══ Provided data

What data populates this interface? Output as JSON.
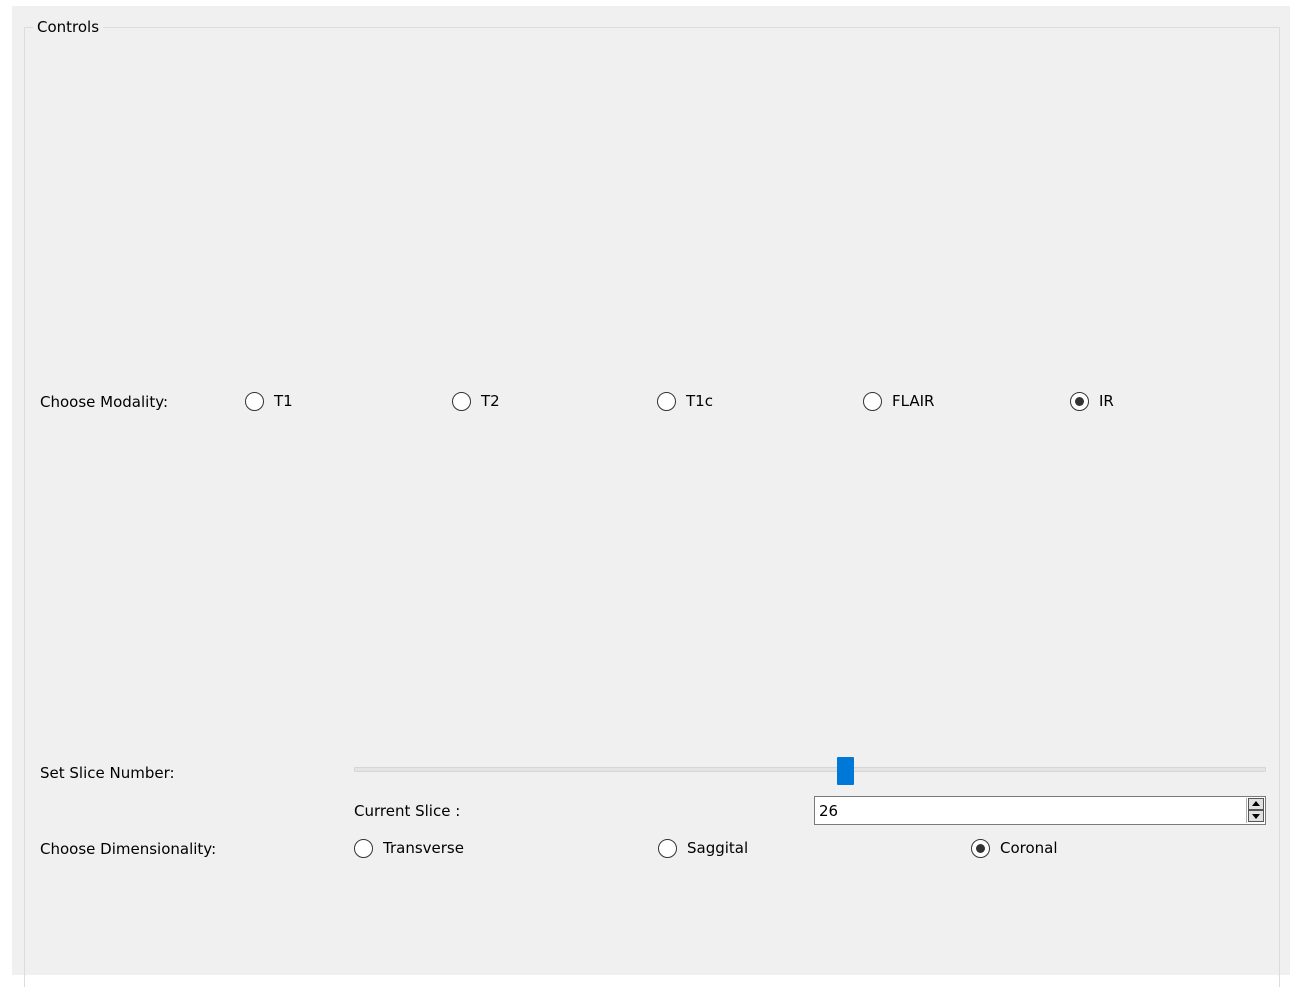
{
  "group": {
    "title": "Controls"
  },
  "modality": {
    "label": "Choose Modality:",
    "options": [
      "T1",
      "T2",
      "T1c",
      "FLAIR",
      "IR"
    ],
    "selected": "IR"
  },
  "slice": {
    "label": "Set Slice Number:",
    "current_label": "Current Slice :",
    "value": "26",
    "slider_fraction": 0.54
  },
  "dimensionality": {
    "label": "Choose Dimensionality:",
    "options": [
      "Transverse",
      "Saggital",
      "Coronal"
    ],
    "selected": "Coronal"
  },
  "colors": {
    "accent": "#0078d7",
    "background": "#f0f0f0"
  }
}
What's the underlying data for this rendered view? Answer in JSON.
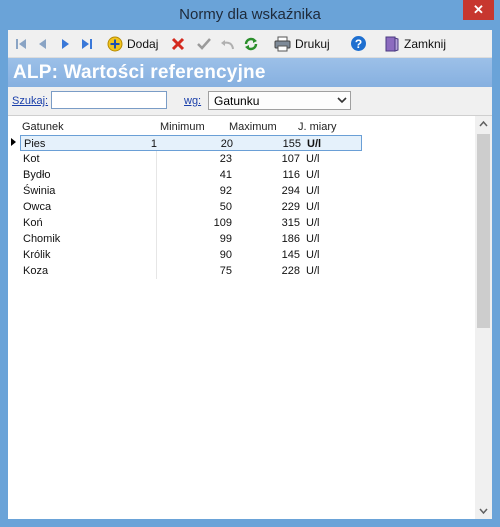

════

### Set problem
Pictures are excluded; repeat every record exactly.

### Solution
What data populates this interface? Output as JSON.
{
  "group": {
    "title": "Controls"
  },
  "modality": {
    "label": "Choose Modality:",
    "options": [
      "T1",
      "T2",
      "T1c",
      "FLAIR",
      "IR"
    ],
    "selected": "IR"
  },
  "slice": {
    "label": "Set Slice Number:",
    "current_label": "Current Slice :",
    "value": "26",
    "slider_fraction": 0.54
  },
  "dimensionality": {
    "label": "Choose Dimensionality:",
    "options": [
      "Transverse",
      "Saggital",
      "Coronal"
    ],
    "selected": "Coronal"
  },
  "colors": {
    "accent": "#0078d7",
    "background": "#f0f0f0"
  }
}
What's the underlying data for this rendered view? Answer in JSON.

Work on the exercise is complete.